(Problem) Show every line containing "fideicō" by copying it.

(Records for the exercise)
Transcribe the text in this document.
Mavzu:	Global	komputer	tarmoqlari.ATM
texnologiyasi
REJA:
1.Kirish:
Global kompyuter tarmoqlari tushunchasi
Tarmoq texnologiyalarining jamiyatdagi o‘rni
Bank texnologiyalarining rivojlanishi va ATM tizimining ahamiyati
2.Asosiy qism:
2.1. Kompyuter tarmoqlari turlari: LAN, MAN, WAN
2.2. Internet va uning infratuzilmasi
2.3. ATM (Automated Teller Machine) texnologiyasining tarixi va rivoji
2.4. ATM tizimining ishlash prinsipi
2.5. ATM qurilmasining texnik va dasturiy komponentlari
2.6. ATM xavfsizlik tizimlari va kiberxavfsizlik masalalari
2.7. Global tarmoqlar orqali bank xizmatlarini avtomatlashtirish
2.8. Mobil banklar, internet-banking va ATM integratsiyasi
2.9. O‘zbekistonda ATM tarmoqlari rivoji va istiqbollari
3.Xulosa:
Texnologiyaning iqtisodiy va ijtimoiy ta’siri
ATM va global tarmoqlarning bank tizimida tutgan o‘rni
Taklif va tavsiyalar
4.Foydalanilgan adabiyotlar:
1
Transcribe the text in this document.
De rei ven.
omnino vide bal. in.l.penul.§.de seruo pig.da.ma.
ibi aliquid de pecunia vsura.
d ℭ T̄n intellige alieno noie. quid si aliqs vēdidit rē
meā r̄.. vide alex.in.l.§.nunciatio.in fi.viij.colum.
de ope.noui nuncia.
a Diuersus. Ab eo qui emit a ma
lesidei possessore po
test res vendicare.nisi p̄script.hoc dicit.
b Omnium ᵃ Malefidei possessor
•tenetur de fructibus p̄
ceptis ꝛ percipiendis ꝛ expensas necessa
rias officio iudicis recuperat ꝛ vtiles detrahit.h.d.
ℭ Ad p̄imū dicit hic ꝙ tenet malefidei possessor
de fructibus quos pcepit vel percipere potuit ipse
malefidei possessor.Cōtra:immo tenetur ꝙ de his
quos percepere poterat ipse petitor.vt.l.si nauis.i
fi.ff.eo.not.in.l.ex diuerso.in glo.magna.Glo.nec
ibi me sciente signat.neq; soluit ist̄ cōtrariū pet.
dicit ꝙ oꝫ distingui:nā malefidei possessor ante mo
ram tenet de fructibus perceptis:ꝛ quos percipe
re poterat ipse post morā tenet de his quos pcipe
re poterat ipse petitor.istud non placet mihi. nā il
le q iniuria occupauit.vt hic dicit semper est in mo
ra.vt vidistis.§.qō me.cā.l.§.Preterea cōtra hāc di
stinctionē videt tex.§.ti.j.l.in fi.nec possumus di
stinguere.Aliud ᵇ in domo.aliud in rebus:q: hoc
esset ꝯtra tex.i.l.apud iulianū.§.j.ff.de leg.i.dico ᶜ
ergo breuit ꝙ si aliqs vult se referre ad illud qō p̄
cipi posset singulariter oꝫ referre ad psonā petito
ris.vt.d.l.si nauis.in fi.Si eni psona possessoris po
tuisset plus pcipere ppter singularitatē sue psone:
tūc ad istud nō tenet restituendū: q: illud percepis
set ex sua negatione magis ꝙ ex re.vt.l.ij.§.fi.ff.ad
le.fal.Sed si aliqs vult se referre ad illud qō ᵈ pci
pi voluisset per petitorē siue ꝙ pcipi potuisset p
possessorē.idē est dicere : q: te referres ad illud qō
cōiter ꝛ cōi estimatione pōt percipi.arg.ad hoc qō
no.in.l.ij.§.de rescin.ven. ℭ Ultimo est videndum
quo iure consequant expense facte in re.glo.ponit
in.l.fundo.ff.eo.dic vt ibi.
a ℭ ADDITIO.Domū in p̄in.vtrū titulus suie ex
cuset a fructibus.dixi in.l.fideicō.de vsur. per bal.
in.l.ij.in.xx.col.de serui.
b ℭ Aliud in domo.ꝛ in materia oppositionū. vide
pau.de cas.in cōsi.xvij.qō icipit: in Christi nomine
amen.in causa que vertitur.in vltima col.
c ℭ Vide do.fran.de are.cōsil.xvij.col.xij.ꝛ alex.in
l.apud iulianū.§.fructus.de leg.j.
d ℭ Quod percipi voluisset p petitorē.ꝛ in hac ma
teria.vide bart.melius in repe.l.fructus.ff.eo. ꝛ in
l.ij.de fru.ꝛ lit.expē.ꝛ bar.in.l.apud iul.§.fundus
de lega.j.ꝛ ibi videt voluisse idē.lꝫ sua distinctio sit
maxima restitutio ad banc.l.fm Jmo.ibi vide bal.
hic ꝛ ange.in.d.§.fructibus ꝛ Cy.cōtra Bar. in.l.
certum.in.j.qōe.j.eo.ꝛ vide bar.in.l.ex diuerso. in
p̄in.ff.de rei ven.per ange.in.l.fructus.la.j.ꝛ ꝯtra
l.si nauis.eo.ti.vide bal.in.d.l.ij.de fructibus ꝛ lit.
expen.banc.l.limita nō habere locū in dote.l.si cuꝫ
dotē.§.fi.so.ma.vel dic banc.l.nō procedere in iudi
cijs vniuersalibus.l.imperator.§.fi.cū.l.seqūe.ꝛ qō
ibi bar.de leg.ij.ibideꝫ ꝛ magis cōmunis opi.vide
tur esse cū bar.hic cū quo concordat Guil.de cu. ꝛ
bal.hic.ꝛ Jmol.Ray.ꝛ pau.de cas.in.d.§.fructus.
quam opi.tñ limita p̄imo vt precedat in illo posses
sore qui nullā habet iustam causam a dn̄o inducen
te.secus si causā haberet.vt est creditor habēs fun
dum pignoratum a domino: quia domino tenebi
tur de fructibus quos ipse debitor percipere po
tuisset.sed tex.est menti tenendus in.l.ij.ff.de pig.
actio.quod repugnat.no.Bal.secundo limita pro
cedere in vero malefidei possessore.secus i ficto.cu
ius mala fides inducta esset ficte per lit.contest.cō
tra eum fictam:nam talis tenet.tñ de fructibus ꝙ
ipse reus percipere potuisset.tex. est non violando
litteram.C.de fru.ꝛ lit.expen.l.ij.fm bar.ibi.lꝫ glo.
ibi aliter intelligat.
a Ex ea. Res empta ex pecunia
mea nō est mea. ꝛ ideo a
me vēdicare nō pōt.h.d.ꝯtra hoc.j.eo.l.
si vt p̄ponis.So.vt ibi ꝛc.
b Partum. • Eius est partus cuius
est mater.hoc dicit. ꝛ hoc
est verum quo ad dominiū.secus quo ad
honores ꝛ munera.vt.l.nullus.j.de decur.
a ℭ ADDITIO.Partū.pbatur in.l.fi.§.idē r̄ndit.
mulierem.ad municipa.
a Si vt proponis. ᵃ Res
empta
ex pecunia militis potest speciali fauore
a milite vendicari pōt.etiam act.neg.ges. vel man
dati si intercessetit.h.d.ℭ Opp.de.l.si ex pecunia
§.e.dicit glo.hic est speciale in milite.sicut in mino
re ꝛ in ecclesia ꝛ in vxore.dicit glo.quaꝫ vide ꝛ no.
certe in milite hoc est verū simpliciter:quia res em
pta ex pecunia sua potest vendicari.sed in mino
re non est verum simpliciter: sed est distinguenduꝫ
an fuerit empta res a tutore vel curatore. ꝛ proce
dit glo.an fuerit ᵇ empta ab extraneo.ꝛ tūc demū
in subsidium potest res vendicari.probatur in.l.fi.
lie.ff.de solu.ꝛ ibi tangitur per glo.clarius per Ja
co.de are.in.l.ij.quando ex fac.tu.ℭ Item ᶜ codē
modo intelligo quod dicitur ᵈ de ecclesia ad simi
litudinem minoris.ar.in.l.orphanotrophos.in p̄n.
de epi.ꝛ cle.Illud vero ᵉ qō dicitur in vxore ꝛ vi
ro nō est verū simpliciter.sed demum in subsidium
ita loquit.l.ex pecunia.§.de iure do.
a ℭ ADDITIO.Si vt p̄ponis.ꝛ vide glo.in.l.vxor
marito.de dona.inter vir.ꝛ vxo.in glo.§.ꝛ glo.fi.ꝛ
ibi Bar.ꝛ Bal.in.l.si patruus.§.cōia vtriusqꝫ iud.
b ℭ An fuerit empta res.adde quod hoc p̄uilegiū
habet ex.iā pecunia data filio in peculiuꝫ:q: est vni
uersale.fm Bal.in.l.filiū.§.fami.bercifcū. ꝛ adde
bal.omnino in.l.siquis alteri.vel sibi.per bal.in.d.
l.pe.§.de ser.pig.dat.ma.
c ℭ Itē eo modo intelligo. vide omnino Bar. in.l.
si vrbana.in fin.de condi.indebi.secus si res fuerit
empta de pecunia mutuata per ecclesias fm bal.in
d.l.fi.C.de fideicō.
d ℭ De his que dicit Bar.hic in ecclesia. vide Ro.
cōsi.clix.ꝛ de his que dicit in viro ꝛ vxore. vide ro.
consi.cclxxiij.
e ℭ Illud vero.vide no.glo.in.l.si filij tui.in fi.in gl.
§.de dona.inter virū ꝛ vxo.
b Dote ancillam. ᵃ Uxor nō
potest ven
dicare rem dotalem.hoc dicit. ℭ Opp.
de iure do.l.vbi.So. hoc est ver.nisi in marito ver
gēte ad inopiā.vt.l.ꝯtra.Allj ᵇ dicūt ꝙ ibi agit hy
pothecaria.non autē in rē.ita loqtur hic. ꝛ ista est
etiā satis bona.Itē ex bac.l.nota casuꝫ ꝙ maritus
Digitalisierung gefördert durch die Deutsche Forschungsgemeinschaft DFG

(Output for this task)
cuset a fructibus.dixi in.l.fideicō.de vsur. per bal.
d.l.fi.C.de fideicō.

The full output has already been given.